DIRECTIVE
Work out how many lines in the listing below include the word "sqrt"; answer with the number alone.

MATERIAL FOR THIS TASK
= = = = = = =

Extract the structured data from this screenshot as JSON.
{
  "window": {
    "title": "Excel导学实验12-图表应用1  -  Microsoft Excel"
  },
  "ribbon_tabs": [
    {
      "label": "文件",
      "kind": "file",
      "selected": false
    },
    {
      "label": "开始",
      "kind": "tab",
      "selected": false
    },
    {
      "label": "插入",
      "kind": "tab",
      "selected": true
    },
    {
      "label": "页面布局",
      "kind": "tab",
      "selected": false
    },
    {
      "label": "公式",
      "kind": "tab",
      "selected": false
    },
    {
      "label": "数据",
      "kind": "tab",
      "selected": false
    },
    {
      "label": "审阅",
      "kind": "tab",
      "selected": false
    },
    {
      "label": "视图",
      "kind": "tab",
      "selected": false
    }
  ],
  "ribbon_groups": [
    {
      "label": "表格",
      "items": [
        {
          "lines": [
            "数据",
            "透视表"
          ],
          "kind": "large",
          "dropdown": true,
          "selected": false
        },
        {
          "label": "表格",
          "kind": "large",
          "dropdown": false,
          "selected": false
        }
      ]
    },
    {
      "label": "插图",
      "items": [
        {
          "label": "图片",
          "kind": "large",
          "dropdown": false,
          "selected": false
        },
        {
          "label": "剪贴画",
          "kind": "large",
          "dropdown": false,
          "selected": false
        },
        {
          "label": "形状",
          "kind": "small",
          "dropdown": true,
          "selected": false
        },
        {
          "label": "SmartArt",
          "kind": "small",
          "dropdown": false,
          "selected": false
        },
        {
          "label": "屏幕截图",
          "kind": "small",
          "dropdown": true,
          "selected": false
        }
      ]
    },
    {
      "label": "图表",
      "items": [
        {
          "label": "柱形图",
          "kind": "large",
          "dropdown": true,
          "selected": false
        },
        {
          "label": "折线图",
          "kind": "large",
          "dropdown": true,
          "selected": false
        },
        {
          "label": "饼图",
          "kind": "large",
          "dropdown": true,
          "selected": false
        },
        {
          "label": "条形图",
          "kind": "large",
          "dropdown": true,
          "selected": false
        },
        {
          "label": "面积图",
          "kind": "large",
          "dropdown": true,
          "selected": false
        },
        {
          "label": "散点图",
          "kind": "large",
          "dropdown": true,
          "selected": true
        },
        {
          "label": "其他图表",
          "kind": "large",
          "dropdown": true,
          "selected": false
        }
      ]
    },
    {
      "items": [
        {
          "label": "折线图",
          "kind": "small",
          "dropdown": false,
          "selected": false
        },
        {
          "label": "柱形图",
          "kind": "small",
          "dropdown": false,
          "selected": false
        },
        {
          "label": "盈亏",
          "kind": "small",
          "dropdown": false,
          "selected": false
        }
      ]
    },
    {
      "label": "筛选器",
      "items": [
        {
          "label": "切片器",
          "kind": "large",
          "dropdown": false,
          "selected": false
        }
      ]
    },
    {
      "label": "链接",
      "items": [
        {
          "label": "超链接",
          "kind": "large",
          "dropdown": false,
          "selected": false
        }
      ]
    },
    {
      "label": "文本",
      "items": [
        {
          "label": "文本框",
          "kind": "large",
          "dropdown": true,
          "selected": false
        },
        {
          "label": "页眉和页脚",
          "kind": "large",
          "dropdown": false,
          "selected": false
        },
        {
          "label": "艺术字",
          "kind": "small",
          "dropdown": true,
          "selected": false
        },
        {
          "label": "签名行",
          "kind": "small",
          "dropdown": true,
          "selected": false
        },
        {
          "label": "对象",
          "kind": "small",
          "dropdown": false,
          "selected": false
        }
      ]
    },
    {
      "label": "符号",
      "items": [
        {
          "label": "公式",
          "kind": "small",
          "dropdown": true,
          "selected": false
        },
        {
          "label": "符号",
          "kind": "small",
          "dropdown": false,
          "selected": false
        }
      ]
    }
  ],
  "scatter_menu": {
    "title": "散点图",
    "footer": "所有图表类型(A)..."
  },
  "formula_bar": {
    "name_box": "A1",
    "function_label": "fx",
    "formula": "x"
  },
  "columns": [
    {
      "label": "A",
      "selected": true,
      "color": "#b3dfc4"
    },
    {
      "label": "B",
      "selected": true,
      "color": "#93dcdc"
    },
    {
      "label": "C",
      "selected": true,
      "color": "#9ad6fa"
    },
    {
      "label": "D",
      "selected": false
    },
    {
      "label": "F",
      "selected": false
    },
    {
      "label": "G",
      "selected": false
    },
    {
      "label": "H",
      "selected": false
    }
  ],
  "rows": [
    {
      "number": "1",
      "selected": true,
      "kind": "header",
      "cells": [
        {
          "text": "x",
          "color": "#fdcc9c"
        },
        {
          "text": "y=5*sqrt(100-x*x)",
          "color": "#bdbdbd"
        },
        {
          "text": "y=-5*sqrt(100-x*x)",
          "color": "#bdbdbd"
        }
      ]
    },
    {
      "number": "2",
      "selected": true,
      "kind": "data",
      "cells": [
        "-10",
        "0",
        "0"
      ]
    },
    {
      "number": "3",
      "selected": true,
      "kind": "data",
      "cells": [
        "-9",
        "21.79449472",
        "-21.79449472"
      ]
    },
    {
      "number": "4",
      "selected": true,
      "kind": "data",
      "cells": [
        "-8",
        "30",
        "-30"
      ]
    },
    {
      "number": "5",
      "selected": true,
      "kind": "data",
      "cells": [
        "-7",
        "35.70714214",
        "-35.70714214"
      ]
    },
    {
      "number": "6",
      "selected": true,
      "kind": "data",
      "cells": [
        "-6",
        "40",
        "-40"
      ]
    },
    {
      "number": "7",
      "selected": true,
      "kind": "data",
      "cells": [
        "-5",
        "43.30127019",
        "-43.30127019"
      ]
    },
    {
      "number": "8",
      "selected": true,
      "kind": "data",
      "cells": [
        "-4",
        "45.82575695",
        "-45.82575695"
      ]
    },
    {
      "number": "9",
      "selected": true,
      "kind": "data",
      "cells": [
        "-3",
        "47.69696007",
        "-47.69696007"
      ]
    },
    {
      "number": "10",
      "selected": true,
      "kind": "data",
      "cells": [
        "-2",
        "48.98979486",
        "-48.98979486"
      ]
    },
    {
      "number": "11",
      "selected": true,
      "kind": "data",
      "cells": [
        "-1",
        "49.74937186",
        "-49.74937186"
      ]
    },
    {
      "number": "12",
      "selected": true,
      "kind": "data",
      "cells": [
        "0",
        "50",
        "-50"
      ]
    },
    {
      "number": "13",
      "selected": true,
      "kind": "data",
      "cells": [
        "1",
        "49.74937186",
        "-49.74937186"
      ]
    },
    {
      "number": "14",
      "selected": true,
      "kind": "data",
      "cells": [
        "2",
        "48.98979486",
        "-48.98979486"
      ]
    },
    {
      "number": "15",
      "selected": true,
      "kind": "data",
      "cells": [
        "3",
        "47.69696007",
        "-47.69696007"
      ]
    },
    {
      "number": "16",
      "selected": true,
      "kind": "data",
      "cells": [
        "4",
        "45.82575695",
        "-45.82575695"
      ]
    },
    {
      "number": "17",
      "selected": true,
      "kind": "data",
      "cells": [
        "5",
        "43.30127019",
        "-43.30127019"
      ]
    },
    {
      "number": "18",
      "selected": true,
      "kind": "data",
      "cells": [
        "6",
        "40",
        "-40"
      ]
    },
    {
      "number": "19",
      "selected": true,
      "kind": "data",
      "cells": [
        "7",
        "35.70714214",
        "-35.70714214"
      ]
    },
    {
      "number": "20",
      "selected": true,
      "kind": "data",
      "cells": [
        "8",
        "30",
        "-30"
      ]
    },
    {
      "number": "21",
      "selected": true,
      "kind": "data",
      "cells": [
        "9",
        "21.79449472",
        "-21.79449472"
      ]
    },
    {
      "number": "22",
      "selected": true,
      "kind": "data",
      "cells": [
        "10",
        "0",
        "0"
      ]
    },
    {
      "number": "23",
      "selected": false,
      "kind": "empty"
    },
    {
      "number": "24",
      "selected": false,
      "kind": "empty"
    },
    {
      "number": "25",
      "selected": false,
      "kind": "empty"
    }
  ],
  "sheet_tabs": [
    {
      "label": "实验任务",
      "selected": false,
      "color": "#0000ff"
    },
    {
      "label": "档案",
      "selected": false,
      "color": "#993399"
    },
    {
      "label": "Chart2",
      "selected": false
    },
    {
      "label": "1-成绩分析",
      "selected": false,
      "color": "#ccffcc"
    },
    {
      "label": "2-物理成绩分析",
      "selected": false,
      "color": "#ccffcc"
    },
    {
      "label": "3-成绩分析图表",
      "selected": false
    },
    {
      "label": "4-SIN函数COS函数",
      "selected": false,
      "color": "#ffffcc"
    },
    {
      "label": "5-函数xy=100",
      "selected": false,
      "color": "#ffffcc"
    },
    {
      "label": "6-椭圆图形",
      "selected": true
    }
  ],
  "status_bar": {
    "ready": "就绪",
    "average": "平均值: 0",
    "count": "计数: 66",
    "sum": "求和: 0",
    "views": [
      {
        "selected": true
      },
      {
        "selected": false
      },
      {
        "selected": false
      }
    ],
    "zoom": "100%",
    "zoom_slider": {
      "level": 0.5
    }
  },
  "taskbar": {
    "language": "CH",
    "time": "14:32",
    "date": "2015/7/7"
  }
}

= = = = = = =

SOLUTION
2